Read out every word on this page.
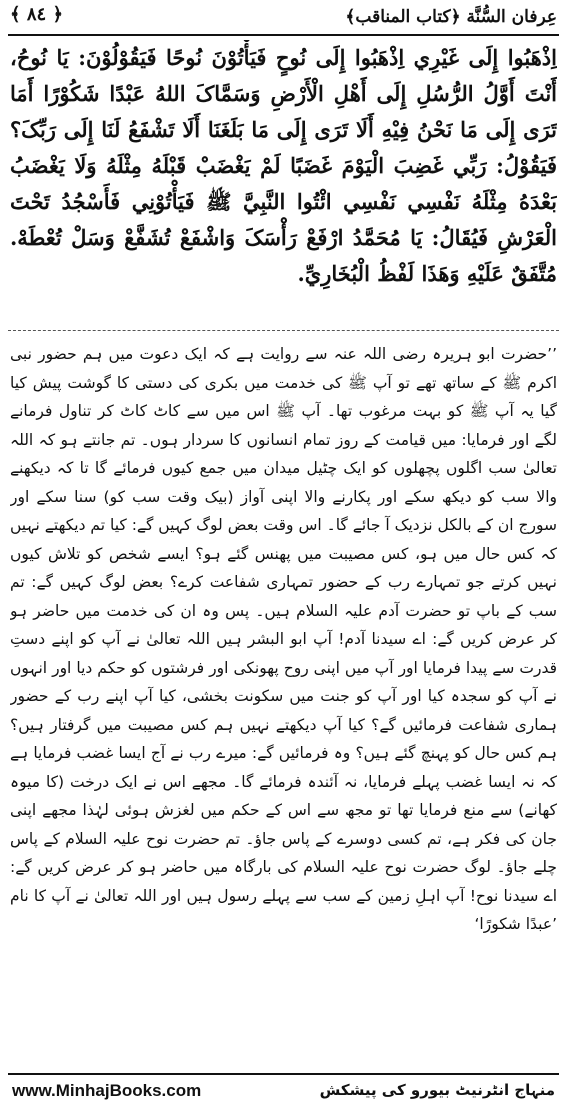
عِرفان السُّنَّة ﴿كتاب المناقب﴾
﴿ ٨٤ ﴾
اِذْهَبُوا إِلَى غَيْرِي اِذْهَبُوا إِلَى نُوحٍ فَيَأْتُوْنَ نُوحًا فَيَقُوْلُوْنَ: يَا نُوحُ، أَنْتَ أَوَّلُ الرُّسُلِ إِلَى أَهْلِ الْأَرْضِ وَسَمَّاکَ اللهُ عَبْدًا شَكُوْرًا أَمَا تَرَى إِلَى مَا نَحْنُ فِيْهِ أَلَا تَرَى إِلَى مَا بَلَغَنَا أَلَا تَشْفَعُ لَنَا إِلَى رَبِّکَ؟ فَيَقُوْلُ: رَبِّي غَضِبَ الْيَوْمَ غَضَبًا لَمْ يَغْضَبْ قَبْلَهُ مِثْلَهُ وَلَا يَغْضَبُ بَعْدَهُ مِثْلَهُ نَفْسِي نَفْسِي ائْتُوا النَّبِيَّ ﷺ فَيَأْتُوْنِي فَأَسْجُدُ تَحْتَ الْعَرْشِ فَيُقَالُ: يَا مُحَمَّدُ ارْفَعْ رَأْسَکَ وَاشْفَعْ تُشَفَّعْ وَسَلْ تُعْطَهْ. مُتَّفَقٌ عَلَيْهِ وَهَذَا لَفْظُ الْبُخَارِيِّ.
’’حضرت ابو ہریرہ رضی اللہ عنہ سے روایت ہے کہ ایک دعوت میں ہم حضور نبی اکرم ﷺ کے ساتھ تھے تو آپ ﷺ کی خدمت میں بکری کی دستی کا گوشت پیش کیا گیا یہ آپ ﷺ کو بہت مرغوب تھا۔ آپ ﷺ اس میں سے کاٹ کاٹ کر تناول فرمانے لگے اور فرمایا: میں قیامت کے روز تمام انسانوں کا سردار ہوں۔ تم جانتے ہو کہ اللہ تعالیٰ سب اگلوں پچھلوں کو ایک چٹیل میدان میں جمع کیوں فرمائے گا تا کہ دیکھنے والا سب کو دیکھ سکے اور پکارنے والا اپنی آواز (بیک وقت سب کو) سنا سکے اور سورج ان کے بالکل نزدیک آ جائے گا۔ اس وقت بعض لوگ کہیں گے: کیا تم دیکھتے نہیں کہ کس حال میں ہو، کس مصیبت میں پھنس گئے ہو؟ ایسے شخص کو تلاش کیوں نہیں کرتے جو تمہارے رب کے حضور تمہاری شفاعت کرے؟ بعض لوگ کہیں گے: تم سب کے باپ تو حضرت آدم علیہ السلام ہیں۔ پس وہ ان کی خدمت میں حاضر ہو کر عرض کریں گے: اے سیدنا آدم! آپ ابو البشر ہیں اللہ تعالیٰ نے آپ کو اپنے دستِ قدرت سے پیدا فرمایا اور آپ میں اپنی روح پھونکی اور فرشتوں کو حکم دیا اور انہوں نے آپ کو سجدہ کیا اور آپ کو جنت میں سکونت بخشی، کیا آپ اپنے رب کے حضور ہماری شفاعت فرمائیں گے؟ کیا آپ دیکھتے نہیں ہم کس مصیبت میں گرفتار ہیں؟ ہم کس حال کو پہنچ گئے ہیں؟ وہ فرمائیں گے: میرے رب نے آج ایسا غضب فرمایا ہے کہ نہ ایسا غضب پہلے فرمایا، نہ آئندہ فرمائے گا۔ مجھے اس نے ایک درخت (کا میوہ کھانے) سے منع فرمایا تھا تو مجھ سے اس کے حکم میں لغزش ہوئی لہٰذا مجھے اپنی جان کی فکر ہے، تم کسی دوسرے کے پاس جاؤ۔ تم حضرت نوح علیہ السلام کے پاس چلے جاؤ۔ لوگ حضرت نوح علیہ السلام کی بارگاہ میں حاضر ہو کر عرض کریں گے: اے سیدنا نوح! آپ اہلِ زمین کے سب سے پہلے رسول ہیں اور اللہ تعالیٰ نے آپ کا نام ’عبدًا شکورًا‘
www.MinhajBooks.com	منہاج انٹرنیٹ بیورو کی پیشکش
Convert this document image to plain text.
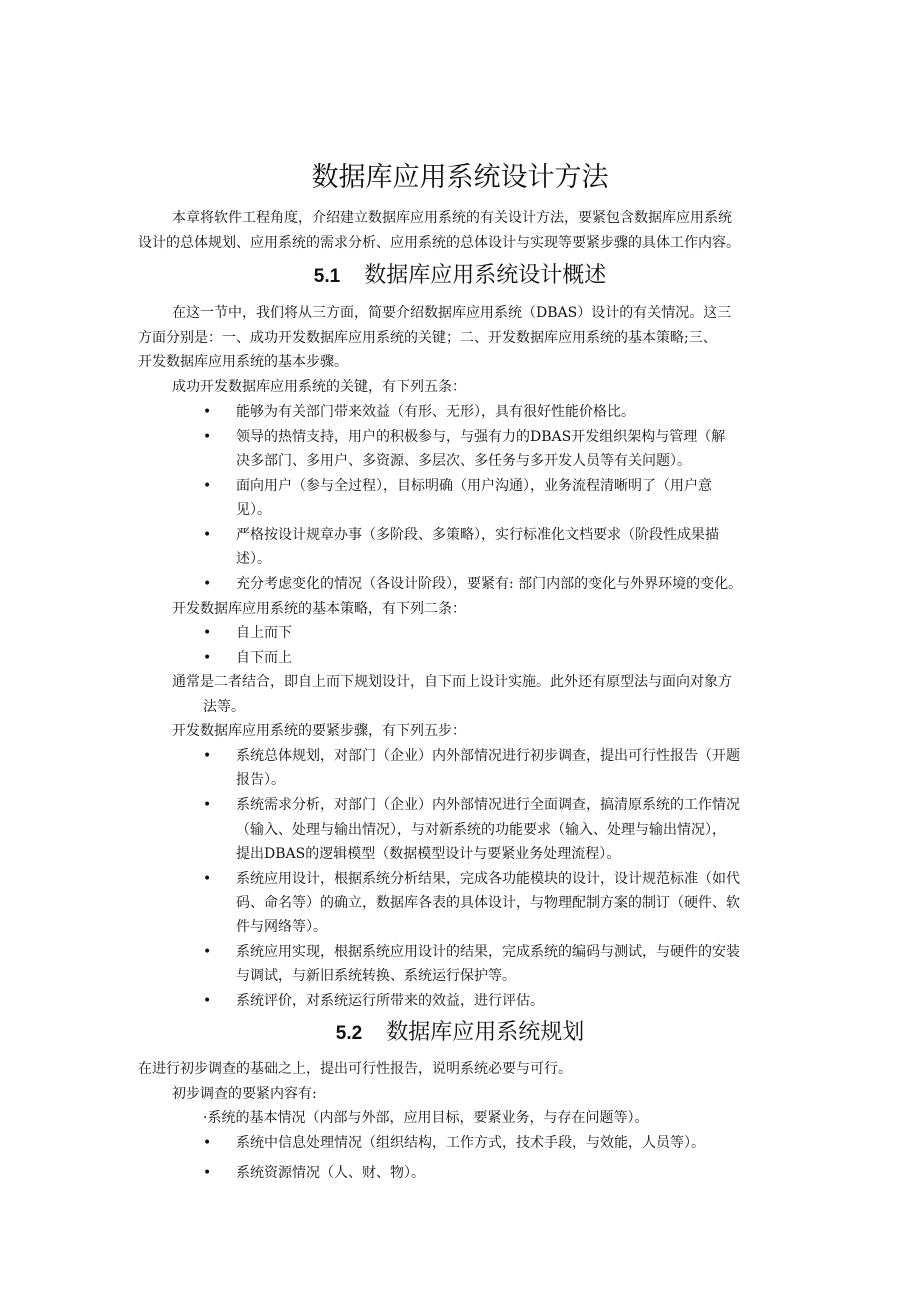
数据库应用系统设计方法
本章将软件工程角度，介绍建立数据库应用系统的有关设计方法，要紧包含数据库应用系统
设计的总体规划、应用系统的需求分析、应用系统的总体设计与实现等要紧步骤的具体工作内容。
5.1 数据库应用系统设计概述
在这一节中，我们将从三方面，简要介绍数据库应用系统（DBAS）设计的有关情况。这三
方面分别是：一、成功开发数据库应用系统的关键；二、开发数据库应用系统的基本策略;三、
开发数据库应用系统的基本步骤。
成功开发数据库应用系统的关键，有下列五条：
• 能够为有关部门带来效益（有形、无形），具有很好性能价格比。
• 领导的热情支持，用户的积极参与，与强有力的DBAS开发组织架构与管理（解
决多部门、多用户、多资源、多层次、多任务与多开发人员等有关问题）。
• 面向用户（参与全过程），目标明确（用户沟通），业务流程清晰明了（用户意
见）。
• 严格按设计规章办事（多阶段、多策略），实行标准化文档要求（阶段性成果描
述）。
• 充分考虑变化的情况（各设计阶段），要紧有: 部门内部的变化与外界环境的变化。
开发数据库应用系统的基本策略，有下列二条：
• 自上而下
• 自下而上
通常是二者结合，即自上而下规划设计，自下而上设计实施。此外还有原型法与面向对象方
法等。
开发数据库应用系统的要紧步骤，有下列五步：
• 系统总体规划，对部门（企业）内外部情况进行初步调查，提出可行性报告（开题
报告）。
• 系统需求分析，对部门（企业）内外部情况进行全面调查，搞清原系统的工作情况
（输入、处理与输出情况），与对新系统的功能要求（输入、处理与输出情况），
提出DBAS的逻辑模型（数据模型设计与要紧业务处理流程）。
• 系统应用设计，根据系统分析结果，完成各功能模块的设计，设计规范标准（如代
码、命名等）的确立，数据库各表的具体设计，与物理配制方案的制订（硬件、软
件与网络等）。
• 系统应用实现，根据系统应用设计的结果，完成系统的编码与测试，与硬件的安装
与调试，与新旧系统转换、系统运行保护等。
• 系统评价，对系统运行所带来的效益，进行评估。
5.2 数据库应用系统规划
在进行初步调查的基础之上，提出可行性报告，说明系统必要与可行。
初步调查的要紧内容有:
·系统的基本情况（内部与外部，应用目标，要紧业务，与存在问题等）。
• 系统中信息处理情况（组织结构，工作方式，技术手段，与效能，人员等）。
• 系统资源情况（人、财、物）。
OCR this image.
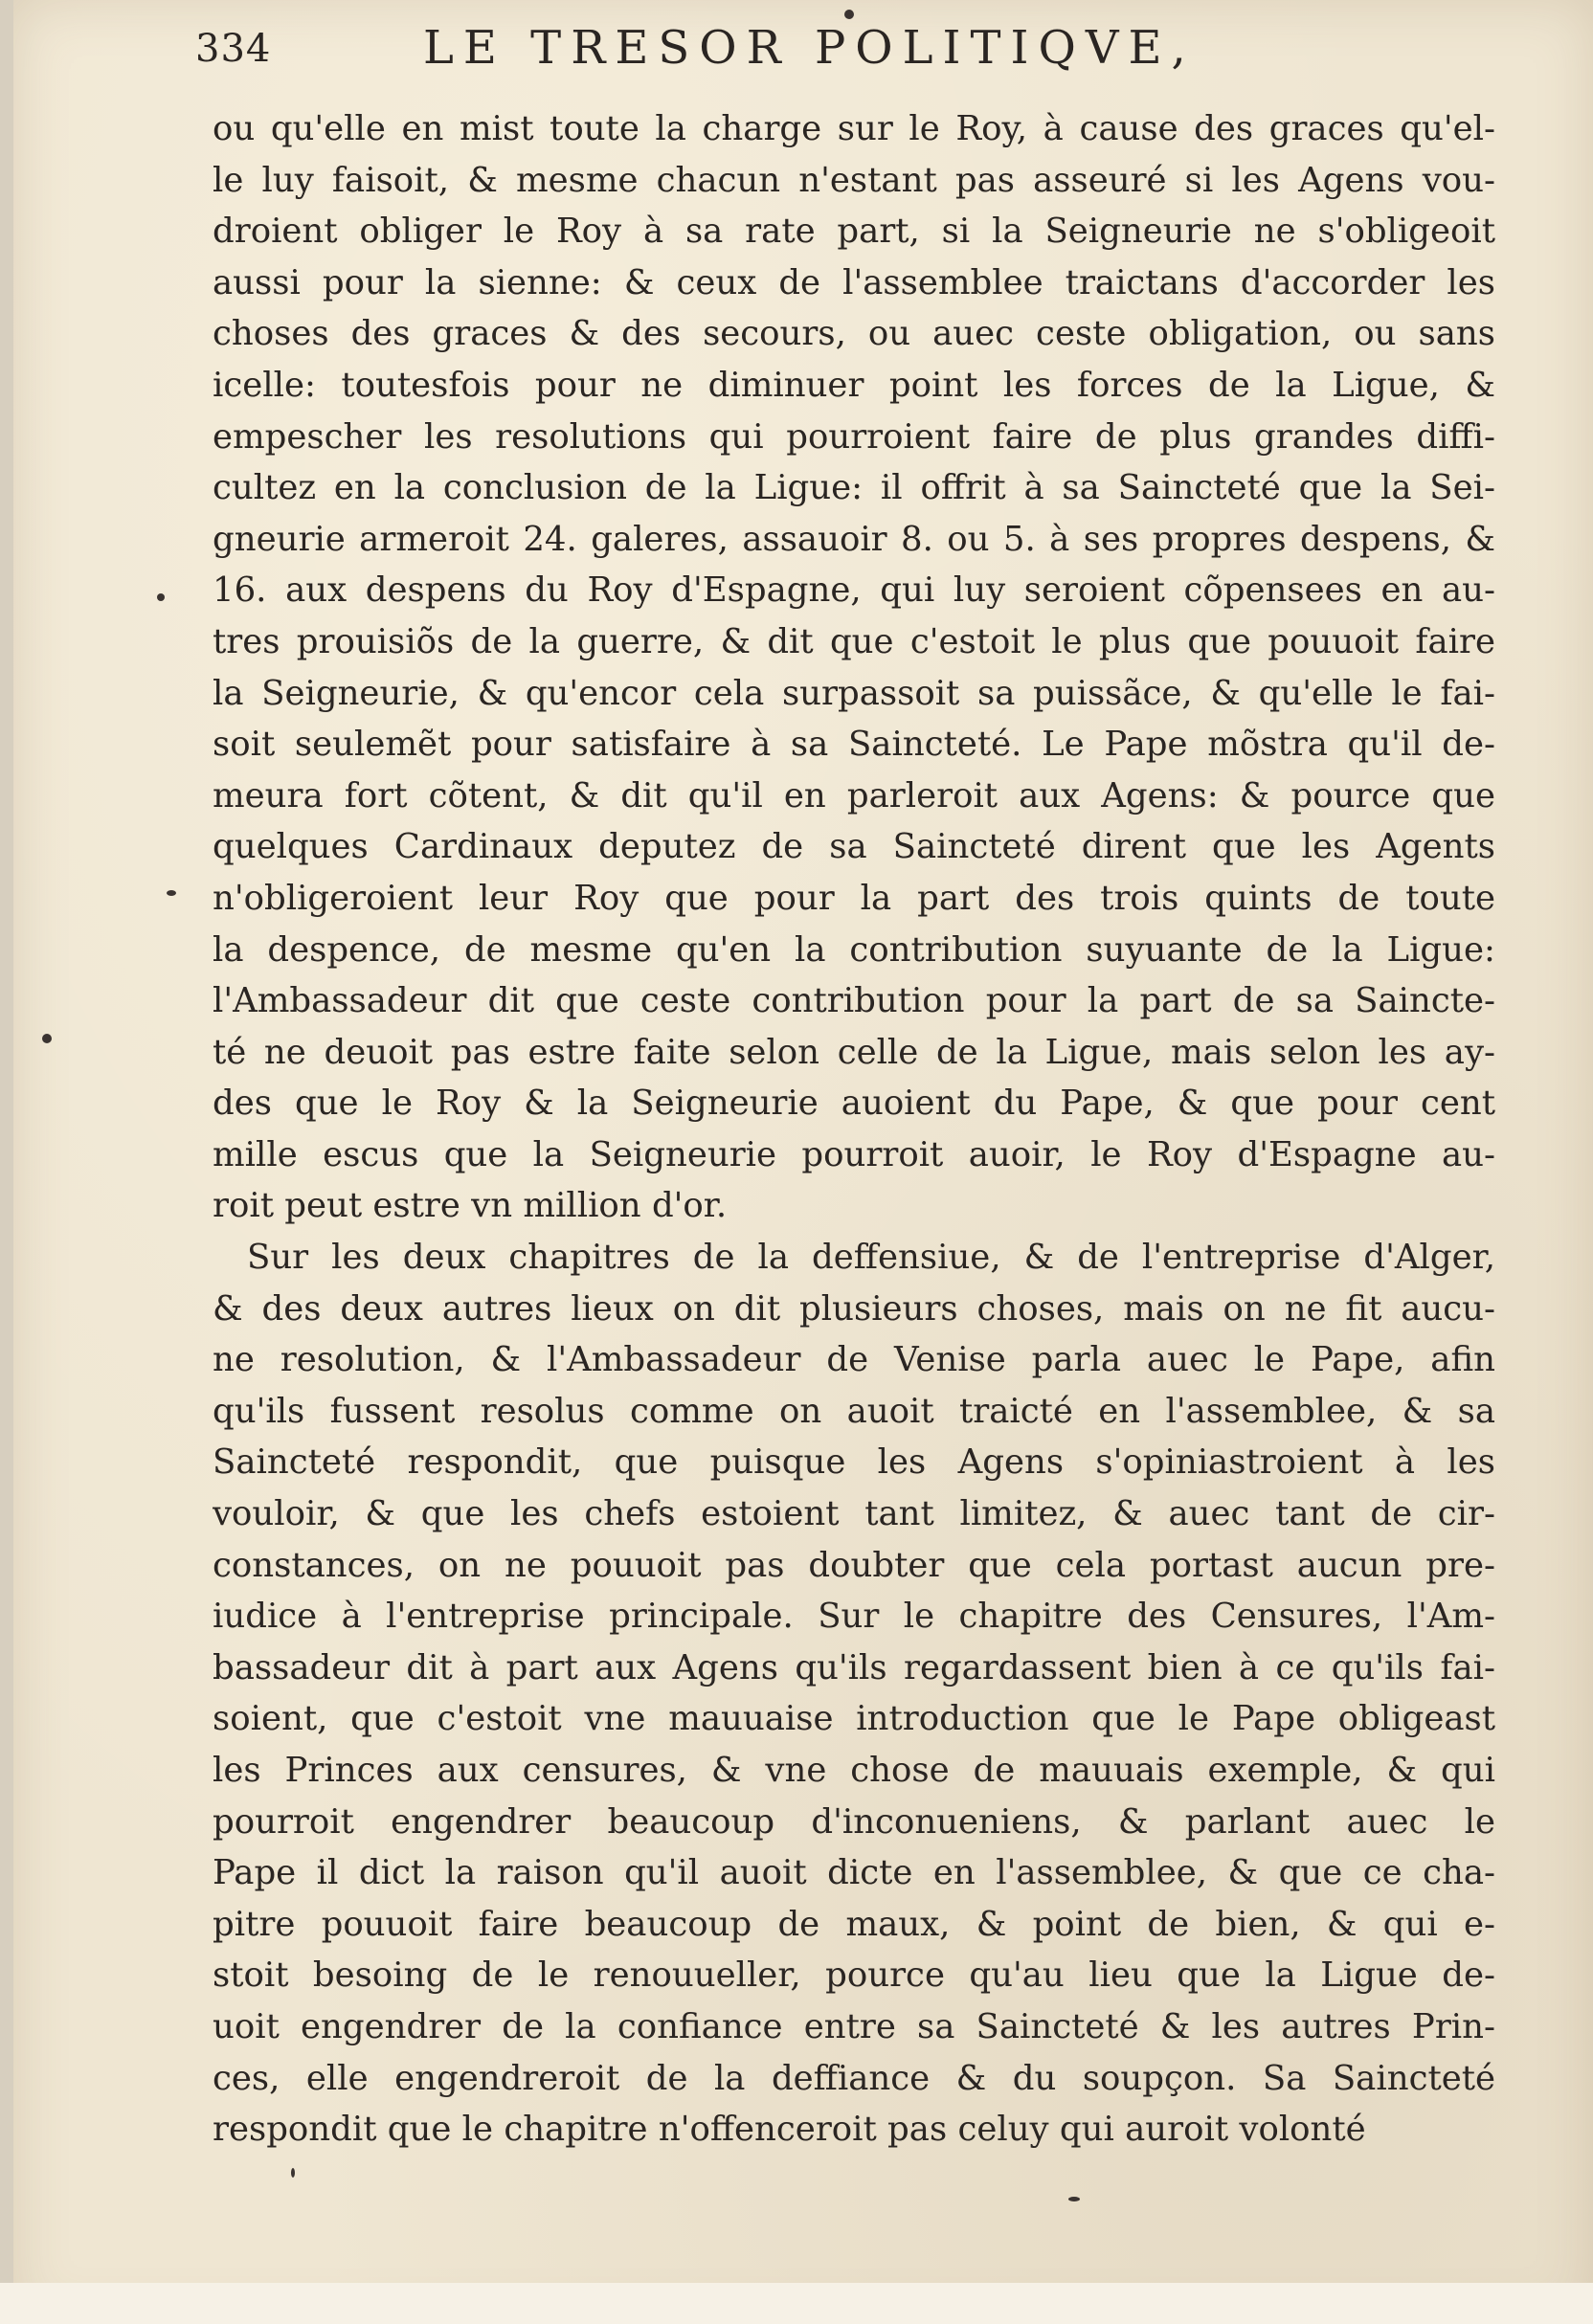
334	LE TRESOR POLITIQVE,
ou qu'elle en mist toute la charge sur le Roy, à cause des graces qu'el-
le luy faisoit, & mesme chacun n'estant pas asseuré si les Agens vou-
droient obliger le Roy à sa rate part, si la Seigneurie ne s'obligeoit
aussi pour la sienne: & ceux de l'assemblee traictans d'accorder les
choses des graces & des secours, ou auec ceste obligation, ou sans
icelle: toutesfois pour ne diminuer point les forces de la Ligue, &
empescher les resolutions qui pourroient faire de plus grandes diffi-
cultez en la conclusion de la Ligue: il offrit à sa Saincteté que la Sei-
gneurie armeroit 24. galeres, assauoir 8. ou 5. à ses propres despens, &
16. aux despens du Roy d'Espagne, qui luy seroient cõpensees en au-
tres prouisiõs de la guerre, & dit que c'estoit le plus que pouuoit faire
la Seigneurie, & qu'encor cela surpassoit sa puissãce, & qu'elle le fai-
soit seulemẽt pour satisfaire à sa Saincteté. Le Pape mõstra qu'il de-
meura fort cõtent, & dit qu'il en parleroit aux Agens: & pource que
quelques Cardinaux deputez de sa Saincteté dirent que les Agents
n'obligeroient leur Roy que pour la part des trois quints de toute
la despence, de mesme qu'en la contribution suyuante de la Ligue:
l'Ambassadeur dit que ceste contribution pour la part de sa Saincte-
té ne deuoit pas estre faite selon celle de la Ligue, mais selon les ay-
des que le Roy & la Seigneurie auoient du Pape, & que pour cent
mille escus que la Seigneurie pourroit auoir, le Roy d'Espagne au-
roit peut estre vn million d'or.
Sur les deux chapitres de la deffensiue, & de l'entreprise d'Alger,
& des deux autres lieux on dit plusieurs choses, mais on ne fit aucu-
ne resolution, & l'Ambassadeur de Venise parla auec le Pape, afin
qu'ils fussent resolus comme on auoit traicté en l'assemblee, & sa
Saincteté respondit, que puisque les Agens s'opiniastroient à les
vouloir, & que les chefs estoient tant limitez, & auec tant de cir-
constances, on ne pouuoit pas doubter que cela portast aucun pre-
iudice à l'entreprise principale. Sur le chapitre des Censures, l'Am-
bassadeur dit à part aux Agens qu'ils regardassent bien à ce qu'ils fai-
soient, que c'estoit vne mauuaise introduction que le Pape obligeast
les Princes aux censures, & vne chose de mauuais exemple, & qui
pourroit engendrer beaucoup d'inconueniens, & parlant auec le
Pape il dict la raison qu'il auoit dicte en l'assemblee, & que ce cha-
pitre pouuoit faire beaucoup de maux, & point de bien, & qui e-
stoit besoing de le renouueller, pource qu'au lieu que la Ligue de-
uoit engendrer de la confiance entre sa Saincteté & les autres Prin-
ces, elle engendreroit de la deffiance & du soupçon. Sa Saincteté
respondit que le chapitre n'offenceroit pas celuy qui auroit volonté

__What this task involves__. Copy out every line from the records that has the word "提出可行性报告".

__Response for this exercise__.
• 系统总体规划，对部门（企业）内外部情况进行初步调查，提出可行性报告（开题
在进行初步调查的基础之上，提出可行性报告，说明系统必要与可行。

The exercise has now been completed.